BEGIN Items

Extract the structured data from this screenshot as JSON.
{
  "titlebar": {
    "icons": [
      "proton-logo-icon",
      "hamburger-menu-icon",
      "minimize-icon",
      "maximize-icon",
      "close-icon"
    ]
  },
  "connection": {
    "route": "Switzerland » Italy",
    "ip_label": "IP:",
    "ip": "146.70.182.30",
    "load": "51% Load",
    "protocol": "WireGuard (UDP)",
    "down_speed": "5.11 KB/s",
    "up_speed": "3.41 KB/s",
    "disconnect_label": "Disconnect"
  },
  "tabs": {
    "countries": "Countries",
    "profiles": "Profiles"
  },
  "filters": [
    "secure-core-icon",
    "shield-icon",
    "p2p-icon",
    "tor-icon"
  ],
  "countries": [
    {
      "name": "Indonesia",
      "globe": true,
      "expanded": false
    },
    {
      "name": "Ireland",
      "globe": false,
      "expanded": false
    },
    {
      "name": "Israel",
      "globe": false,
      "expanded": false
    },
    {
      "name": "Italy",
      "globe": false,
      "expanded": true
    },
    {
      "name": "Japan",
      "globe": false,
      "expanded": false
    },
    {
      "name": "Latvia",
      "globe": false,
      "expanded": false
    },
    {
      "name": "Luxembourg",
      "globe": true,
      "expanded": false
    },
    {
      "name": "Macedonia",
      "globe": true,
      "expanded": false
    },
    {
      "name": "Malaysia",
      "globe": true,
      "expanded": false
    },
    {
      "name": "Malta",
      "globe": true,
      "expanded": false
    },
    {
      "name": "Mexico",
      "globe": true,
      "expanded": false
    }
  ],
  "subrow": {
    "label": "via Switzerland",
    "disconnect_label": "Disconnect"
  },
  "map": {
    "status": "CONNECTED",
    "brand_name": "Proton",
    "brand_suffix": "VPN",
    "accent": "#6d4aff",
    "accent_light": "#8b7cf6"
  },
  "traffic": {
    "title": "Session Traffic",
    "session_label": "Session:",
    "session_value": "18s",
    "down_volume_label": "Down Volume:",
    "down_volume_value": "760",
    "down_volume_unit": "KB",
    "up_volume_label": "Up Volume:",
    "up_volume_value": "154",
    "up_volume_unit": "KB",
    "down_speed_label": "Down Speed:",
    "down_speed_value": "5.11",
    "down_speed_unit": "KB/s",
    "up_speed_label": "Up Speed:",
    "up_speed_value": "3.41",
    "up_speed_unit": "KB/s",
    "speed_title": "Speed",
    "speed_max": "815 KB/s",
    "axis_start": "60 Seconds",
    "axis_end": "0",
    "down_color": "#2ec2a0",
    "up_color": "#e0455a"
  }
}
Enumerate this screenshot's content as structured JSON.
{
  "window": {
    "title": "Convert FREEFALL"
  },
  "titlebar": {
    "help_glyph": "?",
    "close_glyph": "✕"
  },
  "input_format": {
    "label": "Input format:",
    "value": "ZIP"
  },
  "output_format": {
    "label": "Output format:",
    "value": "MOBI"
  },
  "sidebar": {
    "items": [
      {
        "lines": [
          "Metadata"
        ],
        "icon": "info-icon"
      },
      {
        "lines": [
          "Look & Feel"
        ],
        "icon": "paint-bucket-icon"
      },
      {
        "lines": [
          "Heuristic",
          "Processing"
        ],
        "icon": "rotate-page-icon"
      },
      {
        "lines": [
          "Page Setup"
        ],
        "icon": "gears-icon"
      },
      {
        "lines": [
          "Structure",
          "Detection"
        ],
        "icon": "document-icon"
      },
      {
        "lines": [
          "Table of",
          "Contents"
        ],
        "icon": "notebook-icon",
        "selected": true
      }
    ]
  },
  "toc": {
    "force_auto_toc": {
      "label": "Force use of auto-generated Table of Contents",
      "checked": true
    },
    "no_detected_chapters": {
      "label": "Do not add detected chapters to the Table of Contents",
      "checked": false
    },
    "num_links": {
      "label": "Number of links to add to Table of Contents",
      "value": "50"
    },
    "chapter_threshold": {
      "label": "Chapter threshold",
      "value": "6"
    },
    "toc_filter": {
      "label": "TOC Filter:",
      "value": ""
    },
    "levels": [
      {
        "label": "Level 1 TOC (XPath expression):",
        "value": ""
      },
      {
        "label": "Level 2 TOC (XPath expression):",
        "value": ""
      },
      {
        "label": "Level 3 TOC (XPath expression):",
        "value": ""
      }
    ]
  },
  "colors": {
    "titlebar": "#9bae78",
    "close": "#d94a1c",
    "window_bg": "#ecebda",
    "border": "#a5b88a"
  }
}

END Items

**What is asked:** Repeat the records above exactly, leaving none out.

**The output:**
Extract the structured data from this screenshot as JSON.
{
  "titlebar": {
    "icons": [
      "proton-logo-icon",
      "hamburger-menu-icon",
      "minimize-icon",
      "maximize-icon",
      "close-icon"
    ]
  },
  "connection": {
    "route": "Switzerland » Italy",
    "ip_label": "IP:",
    "ip": "146.70.182.30",
    "load": "51% Load",
    "protocol": "WireGuard (UDP)",
    "down_speed": "5.11 KB/s",
    "up_speed": "3.41 KB/s",
    "disconnect_label": "Disconnect"
  },
  "tabs": {
    "countries": "Countries",
    "profiles": "Profiles"
  },
  "filters": [
    "secure-core-icon",
    "shield-icon",
    "p2p-icon",
    "tor-icon"
  ],
  "countries": [
    {
      "name": "Indonesia",
      "globe": true,
      "expanded": false
    },
    {
      "name": "Ireland",
      "globe": false,
      "expanded": false
    },
    {
      "name": "Israel",
      "globe": false,
      "expanded": false
    },
    {
      "name": "Italy",
      "globe": false,
      "expanded": true
    },
    {
      "name": "Japan",
      "globe": false,
      "expanded": false
    },
    {
      "name": "Latvia",
      "globe": false,
      "expanded": false
    },
    {
      "name": "Luxembourg",
      "globe": true,
      "expanded": false
    },
    {
      "name": "Macedonia",
      "globe": true,
      "expanded": false
    },
    {
      "name": "Malaysia",
      "globe": true,
      "expanded": false
    },
    {
      "name": "Malta",
      "globe": true,
      "expanded": false
    },
    {
      "name": "Mexico",
      "globe": true,
      "expanded": false
    }
  ],
  "subrow": {
    "label": "via Switzerland",
    "disconnect_label": "Disconnect"
  },
  "map": {
    "status": "CONNECTED",
    "brand_name": "Proton",
    "brand_suffix": "VPN",
    "accent": "#6d4aff",
    "accent_light": "#8b7cf6"
  },
  "traffic": {
    "title": "Session Traffic",
    "session_label": "Session:",
    "session_value": "18s",
    "down_volume_label": "Down Volume:",
    "down_volume_value": "760",
    "down_volume_unit": "KB",
    "up_volume_label": "Up Volume:",
    "up_volume_value": "154",
    "up_volume_unit": "KB",
    "down_speed_label": "Down Speed:",
    "down_speed_value": "5.11",
    "down_speed_unit": "KB/s",
    "up_speed_label": "Up Speed:",
    "up_speed_value": "3.41",
    "up_speed_unit": "KB/s",
    "speed_title": "Speed",
    "speed_max": "815 KB/s",
    "axis_start": "60 Seconds",
    "axis_end": "0",
    "down_color": "#2ec2a0",
    "up_color": "#e0455a"
  }
}
Enumerate this screenshot's content as structured JSON.
{
  "window": {
    "title": "Convert FREEFALL"
  },
  "titlebar": {
    "help_glyph": "?",
    "close_glyph": "✕"
  },
  "input_format": {
    "label": "Input format:",
    "value": "ZIP"
  },
  "output_format": {
    "label": "Output format:",
    "value": "MOBI"
  },
  "sidebar": {
    "items": [
      {
        "lines": [
          "Metadata"
        ],
        "icon": "info-icon"
      },
      {
        "lines": [
          "Look & Feel"
        ],
        "icon": "paint-bucket-icon"
      },
      {
        "lines": [
          "Heuristic",
          "Processing"
        ],
        "icon": "rotate-page-icon"
      },
      {
        "lines": [
          "Page Setup"
        ],
        "icon": "gears-icon"
      },
      {
        "lines": [
          "Structure",
          "Detection"
        ],
        "icon": "document-icon"
      },
      {
        "lines": [
          "Table of",
          "Contents"
        ],
        "icon": "notebook-icon",
        "selected": true
      }
    ]
  },
  "toc": {
    "force_auto_toc": {
      "label": "Force use of auto-generated Table of Contents",
      "checked": true
    },
    "no_detected_chapters": {
      "label": "Do not add detected chapters to the Table of Contents",
      "checked": false
    },
    "num_links": {
      "label": "Number of links to add to Table of Contents",
      "value": "50"
    },
    "chapter_threshold": {
      "label": "Chapter threshold",
      "value": "6"
    },
    "toc_filter": {
      "label": "TOC Filter:",
      "value": ""
    },
    "levels": [
      {
        "label": "Level 1 TOC (XPath expression):",
        "value": ""
      },
      {
        "label": "Level 2 TOC (XPath expression):",
        "value": ""
      },
      {
        "label": "Level 3 TOC (XPath expression):",
        "value": ""
      }
    ]
  },
  "colors": {
    "titlebar": "#9bae78",
    "close": "#d94a1c",
    "window_bg": "#ecebda",
    "border": "#a5b88a"
  }
}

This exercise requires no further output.